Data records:
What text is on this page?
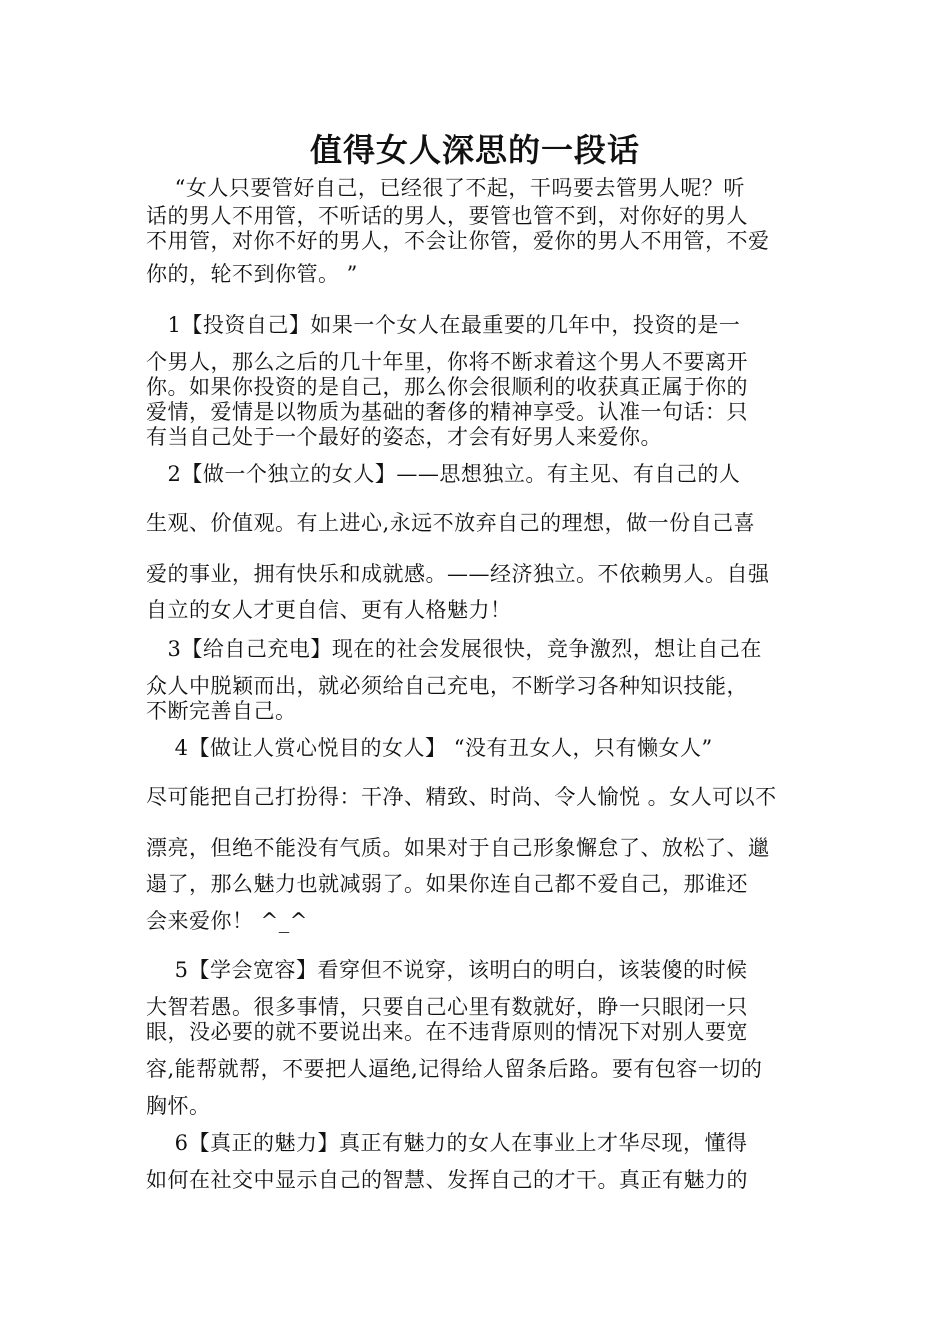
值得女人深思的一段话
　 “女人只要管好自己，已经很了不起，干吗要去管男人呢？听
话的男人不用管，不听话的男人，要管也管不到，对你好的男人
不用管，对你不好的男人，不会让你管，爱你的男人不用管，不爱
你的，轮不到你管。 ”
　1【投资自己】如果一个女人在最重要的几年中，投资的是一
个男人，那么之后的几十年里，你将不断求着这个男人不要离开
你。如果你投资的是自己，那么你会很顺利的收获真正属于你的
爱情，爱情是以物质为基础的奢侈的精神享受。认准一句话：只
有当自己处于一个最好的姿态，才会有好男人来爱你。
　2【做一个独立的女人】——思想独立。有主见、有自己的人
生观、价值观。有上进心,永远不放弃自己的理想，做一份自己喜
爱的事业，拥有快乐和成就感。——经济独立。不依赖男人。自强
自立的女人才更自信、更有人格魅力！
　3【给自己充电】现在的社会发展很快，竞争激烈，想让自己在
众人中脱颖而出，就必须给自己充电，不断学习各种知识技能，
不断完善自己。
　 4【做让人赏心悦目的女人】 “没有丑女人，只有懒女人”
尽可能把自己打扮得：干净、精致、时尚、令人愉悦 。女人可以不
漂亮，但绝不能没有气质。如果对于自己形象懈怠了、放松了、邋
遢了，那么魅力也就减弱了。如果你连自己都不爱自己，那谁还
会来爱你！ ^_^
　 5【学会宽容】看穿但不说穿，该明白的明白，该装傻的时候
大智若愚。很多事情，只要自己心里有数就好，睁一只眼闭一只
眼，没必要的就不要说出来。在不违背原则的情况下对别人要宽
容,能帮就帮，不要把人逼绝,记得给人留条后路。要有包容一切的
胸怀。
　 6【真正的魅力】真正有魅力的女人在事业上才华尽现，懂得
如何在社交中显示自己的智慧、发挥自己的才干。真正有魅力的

The problem:
Your task is to set down the records shown above exactly, minus any pictures.

Expected answer:
What text is on this page?
值得女人深思的一段话
　 “女人只要管好自己，已经很了不起，干吗要去管男人呢？听
话的男人不用管，不听话的男人，要管也管不到，对你好的男人
不用管，对你不好的男人，不会让你管，爱你的男人不用管，不爱
你的，轮不到你管。 ”
　1【投资自己】如果一个女人在最重要的几年中，投资的是一
个男人，那么之后的几十年里，你将不断求着这个男人不要离开
你。如果你投资的是自己，那么你会很顺利的收获真正属于你的
爱情，爱情是以物质为基础的奢侈的精神享受。认准一句话：只
有当自己处于一个最好的姿态，才会有好男人来爱你。
　2【做一个独立的女人】——思想独立。有主见、有自己的人
生观、价值观。有上进心,永远不放弃自己的理想，做一份自己喜
爱的事业，拥有快乐和成就感。——经济独立。不依赖男人。自强
自立的女人才更自信、更有人格魅力！
　3【给自己充电】现在的社会发展很快，竞争激烈，想让自己在
众人中脱颖而出，就必须给自己充电，不断学习各种知识技能，
不断完善自己。
　 4【做让人赏心悦目的女人】 “没有丑女人，只有懒女人”
尽可能把自己打扮得：干净、精致、时尚、令人愉悦 。女人可以不
漂亮，但绝不能没有气质。如果对于自己形象懈怠了、放松了、邋
遢了，那么魅力也就减弱了。如果你连自己都不爱自己，那谁还
会来爱你！ ^_^
　 5【学会宽容】看穿但不说穿，该明白的明白，该装傻的时候
大智若愚。很多事情，只要自己心里有数就好，睁一只眼闭一只
眼，没必要的就不要说出来。在不违背原则的情况下对别人要宽
容,能帮就帮，不要把人逼绝,记得给人留条后路。要有包容一切的
胸怀。
　 6【真正的魅力】真正有魅力的女人在事业上才华尽现，懂得
如何在社交中显示自己的智慧、发挥自己的才干。真正有魅力的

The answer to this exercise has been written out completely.